◆ ASSIGNMENT
From the records below, count the lines holding the string "Bautista". Only the number is wanted.
:: DATA LISTING ::
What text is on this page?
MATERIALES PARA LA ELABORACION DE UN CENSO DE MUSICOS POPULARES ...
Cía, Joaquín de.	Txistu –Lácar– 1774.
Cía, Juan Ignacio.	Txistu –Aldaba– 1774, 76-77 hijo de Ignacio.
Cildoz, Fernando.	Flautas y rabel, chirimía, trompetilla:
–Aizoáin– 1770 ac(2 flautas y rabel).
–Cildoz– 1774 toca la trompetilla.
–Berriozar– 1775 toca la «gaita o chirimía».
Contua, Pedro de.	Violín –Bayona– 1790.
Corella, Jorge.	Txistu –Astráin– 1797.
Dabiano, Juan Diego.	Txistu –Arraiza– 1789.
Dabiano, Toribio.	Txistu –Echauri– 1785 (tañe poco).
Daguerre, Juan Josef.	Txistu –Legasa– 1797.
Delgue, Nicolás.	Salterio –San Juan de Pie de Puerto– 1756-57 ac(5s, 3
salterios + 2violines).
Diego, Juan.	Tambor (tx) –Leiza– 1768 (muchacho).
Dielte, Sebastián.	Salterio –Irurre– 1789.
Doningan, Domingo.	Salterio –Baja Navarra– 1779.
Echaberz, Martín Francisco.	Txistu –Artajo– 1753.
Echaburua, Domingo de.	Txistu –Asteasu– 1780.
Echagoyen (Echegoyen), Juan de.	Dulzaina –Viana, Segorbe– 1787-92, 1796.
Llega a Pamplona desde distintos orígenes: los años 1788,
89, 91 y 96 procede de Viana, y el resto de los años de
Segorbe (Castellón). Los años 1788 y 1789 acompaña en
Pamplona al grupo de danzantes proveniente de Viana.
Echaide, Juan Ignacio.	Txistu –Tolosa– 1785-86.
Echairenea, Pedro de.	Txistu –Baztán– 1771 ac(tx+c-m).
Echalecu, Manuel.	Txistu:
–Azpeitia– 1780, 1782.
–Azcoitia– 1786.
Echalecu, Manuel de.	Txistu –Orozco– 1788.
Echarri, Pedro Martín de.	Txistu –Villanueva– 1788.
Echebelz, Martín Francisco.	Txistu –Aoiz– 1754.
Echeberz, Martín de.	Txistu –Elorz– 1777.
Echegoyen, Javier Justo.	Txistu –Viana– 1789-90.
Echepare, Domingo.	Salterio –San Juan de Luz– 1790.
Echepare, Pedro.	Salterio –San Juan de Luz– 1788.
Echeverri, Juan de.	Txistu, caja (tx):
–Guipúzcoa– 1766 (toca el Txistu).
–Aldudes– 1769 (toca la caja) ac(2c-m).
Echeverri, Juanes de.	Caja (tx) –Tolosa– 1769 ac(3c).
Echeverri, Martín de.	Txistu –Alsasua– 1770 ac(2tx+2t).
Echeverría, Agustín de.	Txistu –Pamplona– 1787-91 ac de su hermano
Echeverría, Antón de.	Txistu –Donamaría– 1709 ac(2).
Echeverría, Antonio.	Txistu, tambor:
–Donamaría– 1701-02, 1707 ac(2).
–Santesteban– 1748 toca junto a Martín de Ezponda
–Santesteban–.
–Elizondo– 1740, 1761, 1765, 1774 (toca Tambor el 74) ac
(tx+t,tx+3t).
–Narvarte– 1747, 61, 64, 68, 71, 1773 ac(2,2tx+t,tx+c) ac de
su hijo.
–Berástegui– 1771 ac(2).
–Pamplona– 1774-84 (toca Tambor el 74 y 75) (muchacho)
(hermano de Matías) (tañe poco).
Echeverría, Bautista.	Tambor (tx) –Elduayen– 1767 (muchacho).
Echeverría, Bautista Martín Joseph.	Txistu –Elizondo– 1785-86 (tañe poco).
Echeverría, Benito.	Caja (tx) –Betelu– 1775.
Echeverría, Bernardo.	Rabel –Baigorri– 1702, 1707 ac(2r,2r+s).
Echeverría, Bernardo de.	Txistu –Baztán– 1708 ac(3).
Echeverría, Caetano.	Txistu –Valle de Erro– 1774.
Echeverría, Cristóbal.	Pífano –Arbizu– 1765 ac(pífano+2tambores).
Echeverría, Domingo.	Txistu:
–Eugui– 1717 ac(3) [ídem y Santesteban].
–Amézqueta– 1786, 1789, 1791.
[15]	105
:::
◆ REPLY
2